[TASK MATERIAL]:
###

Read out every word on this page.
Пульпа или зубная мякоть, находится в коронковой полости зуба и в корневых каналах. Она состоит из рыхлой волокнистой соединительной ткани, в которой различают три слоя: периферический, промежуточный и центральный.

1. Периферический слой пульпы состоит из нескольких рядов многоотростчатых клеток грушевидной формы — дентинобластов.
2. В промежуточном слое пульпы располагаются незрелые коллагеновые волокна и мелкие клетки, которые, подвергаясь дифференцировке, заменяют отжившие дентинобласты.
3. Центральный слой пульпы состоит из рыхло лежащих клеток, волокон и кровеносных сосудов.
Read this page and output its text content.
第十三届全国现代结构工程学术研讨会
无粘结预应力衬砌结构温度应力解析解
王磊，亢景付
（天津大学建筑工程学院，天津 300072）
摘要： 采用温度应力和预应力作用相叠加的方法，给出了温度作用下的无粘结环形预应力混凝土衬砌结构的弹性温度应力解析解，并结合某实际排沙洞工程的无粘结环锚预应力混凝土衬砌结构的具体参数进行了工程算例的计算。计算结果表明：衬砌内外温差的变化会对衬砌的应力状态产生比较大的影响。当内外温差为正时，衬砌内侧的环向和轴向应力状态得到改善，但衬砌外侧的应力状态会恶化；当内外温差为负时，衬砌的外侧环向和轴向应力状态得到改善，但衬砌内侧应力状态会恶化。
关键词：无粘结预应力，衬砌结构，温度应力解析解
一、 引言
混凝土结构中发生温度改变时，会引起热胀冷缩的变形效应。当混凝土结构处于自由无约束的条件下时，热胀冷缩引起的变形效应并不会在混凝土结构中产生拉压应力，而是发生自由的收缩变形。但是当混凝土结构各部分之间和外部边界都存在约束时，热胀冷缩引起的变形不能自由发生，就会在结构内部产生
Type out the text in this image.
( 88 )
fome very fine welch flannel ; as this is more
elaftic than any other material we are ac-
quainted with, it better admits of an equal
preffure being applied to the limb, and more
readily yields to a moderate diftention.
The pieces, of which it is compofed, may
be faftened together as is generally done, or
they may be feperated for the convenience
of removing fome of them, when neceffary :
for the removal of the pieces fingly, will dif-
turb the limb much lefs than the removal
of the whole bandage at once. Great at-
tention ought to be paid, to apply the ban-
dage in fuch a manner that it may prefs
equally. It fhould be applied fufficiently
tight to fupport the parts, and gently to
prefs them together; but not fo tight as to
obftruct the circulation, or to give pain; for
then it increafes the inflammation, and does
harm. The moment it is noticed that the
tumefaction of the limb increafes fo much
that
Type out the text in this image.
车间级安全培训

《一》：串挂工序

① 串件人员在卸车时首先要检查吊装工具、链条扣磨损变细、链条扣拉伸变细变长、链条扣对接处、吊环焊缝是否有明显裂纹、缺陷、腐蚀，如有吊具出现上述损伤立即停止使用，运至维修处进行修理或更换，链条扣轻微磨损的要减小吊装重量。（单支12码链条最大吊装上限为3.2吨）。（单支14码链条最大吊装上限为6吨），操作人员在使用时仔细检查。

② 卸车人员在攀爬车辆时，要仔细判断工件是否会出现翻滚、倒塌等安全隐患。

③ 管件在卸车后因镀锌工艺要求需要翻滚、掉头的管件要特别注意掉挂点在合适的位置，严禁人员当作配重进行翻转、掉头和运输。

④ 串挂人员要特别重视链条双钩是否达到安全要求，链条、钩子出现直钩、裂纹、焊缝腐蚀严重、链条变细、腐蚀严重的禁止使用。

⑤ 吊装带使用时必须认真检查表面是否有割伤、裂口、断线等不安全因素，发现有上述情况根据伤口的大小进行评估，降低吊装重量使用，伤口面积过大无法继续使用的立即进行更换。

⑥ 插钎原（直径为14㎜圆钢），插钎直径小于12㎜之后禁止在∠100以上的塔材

###

[TO DO]:
Retype the material in full. Each word must match.

[FULL OUTPUT]:
Read out every word on this page.
Пульпа или зубная мякоть, находится в коронковой полости зуба и в корневых каналах. Она состоит из рыхлой волокнистой соединительной ткани, в которой различают три слоя: периферический, промежуточный и центральный.

1. Периферический слой пульпы состоит из нескольких рядов многоотростчатых клеток грушевидной формы — дентинобластов.
2. В промежуточном слое пульпы располагаются незрелые коллагеновые волокна и мелкие клетки, которые, подвергаясь дифференцировке, заменяют отжившие дентинобласты.
3. Центральный слой пульпы состоит из рыхло лежащих клеток, волокон и кровеносных сосудов.
Read this page and output its text content.
第十三届全国现代结构工程学术研讨会
无粘结预应力衬砌结构温度应力解析解
王磊，亢景付
（天津大学建筑工程学院，天津 300072）
摘要： 采用温度应力和预应力作用相叠加的方法，给出了温度作用下的无粘结环形预应力混凝土衬砌结构的弹性温度应力解析解，并结合某实际排沙洞工程的无粘结环锚预应力混凝土衬砌结构的具体参数进行了工程算例的计算。计算结果表明：衬砌内外温差的变化会对衬砌的应力状态产生比较大的影响。当内外温差为正时，衬砌内侧的环向和轴向应力状态得到改善，但衬砌外侧的应力状态会恶化；当内外温差为负时，衬砌的外侧环向和轴向应力状态得到改善，但衬砌内侧应力状态会恶化。
关键词：无粘结预应力，衬砌结构，温度应力解析解
一、 引言
混凝土结构中发生温度改变时，会引起热胀冷缩的变形效应。当混凝土结构处于自由无约束的条件下时，热胀冷缩引起的变形效应并不会在混凝土结构中产生拉压应力，而是发生自由的收缩变形。但是当混凝土结构各部分之间和外部边界都存在约束时，热胀冷缩引起的变形不能自由发生，就会在结构内部产生
Type out the text in this image.
( 88 )
fome very fine welch flannel ; as this is more
elaftic than any other material we are ac-
quainted with, it better admits of an equal
preffure being applied to the limb, and more
readily yields to a moderate diftention.
The pieces, of which it is compofed, may
be faftened together as is generally done, or
they may be feperated for the convenience
of removing fome of them, when neceffary :
for the removal of the pieces fingly, will dif-
turb the limb much lefs than the removal
of the whole bandage at once. Great at-
tention ought to be paid, to apply the ban-
dage in fuch a manner that it may prefs
equally. It fhould be applied fufficiently
tight to fupport the parts, and gently to
prefs them together; but not fo tight as to
obftruct the circulation, or to give pain; for
then it increafes the inflammation, and does
harm. The moment it is noticed that the
tumefaction of the limb increafes fo much
that
Type out the text in this image.
车间级安全培训

《一》：串挂工序

① 串件人员在卸车时首先要检查吊装工具、链条扣磨损变细、链条扣拉伸变细变长、链条扣对接处、吊环焊缝是否有明显裂纹、缺陷、腐蚀，如有吊具出现上述损伤立即停止使用，运至维修处进行修理或更换，链条扣轻微磨损的要减小吊装重量。（单支12码链条最大吊装上限为3.2吨）。（单支14码链条最大吊装上限为6吨），操作人员在使用时仔细检查。

② 卸车人员在攀爬车辆时，要仔细判断工件是否会出现翻滚、倒塌等安全隐患。

③ 管件在卸车后因镀锌工艺要求需要翻滚、掉头的管件要特别注意掉挂点在合适的位置，严禁人员当作配重进行翻转、掉头和运输。

④ 串挂人员要特别重视链条双钩是否达到安全要求，链条、钩子出现直钩、裂纹、焊缝腐蚀严重、链条变细、腐蚀严重的禁止使用。

⑤ 吊装带使用时必须认真检查表面是否有割伤、裂口、断线等不安全因素，发现有上述情况根据伤口的大小进行评估，降低吊装重量使用，伤口面积过大无法继续使用的立即进行更换。

⑥ 插钎原（直径为14㎜圆钢），插钎直径小于12㎜之后禁止在∠100以上的塔材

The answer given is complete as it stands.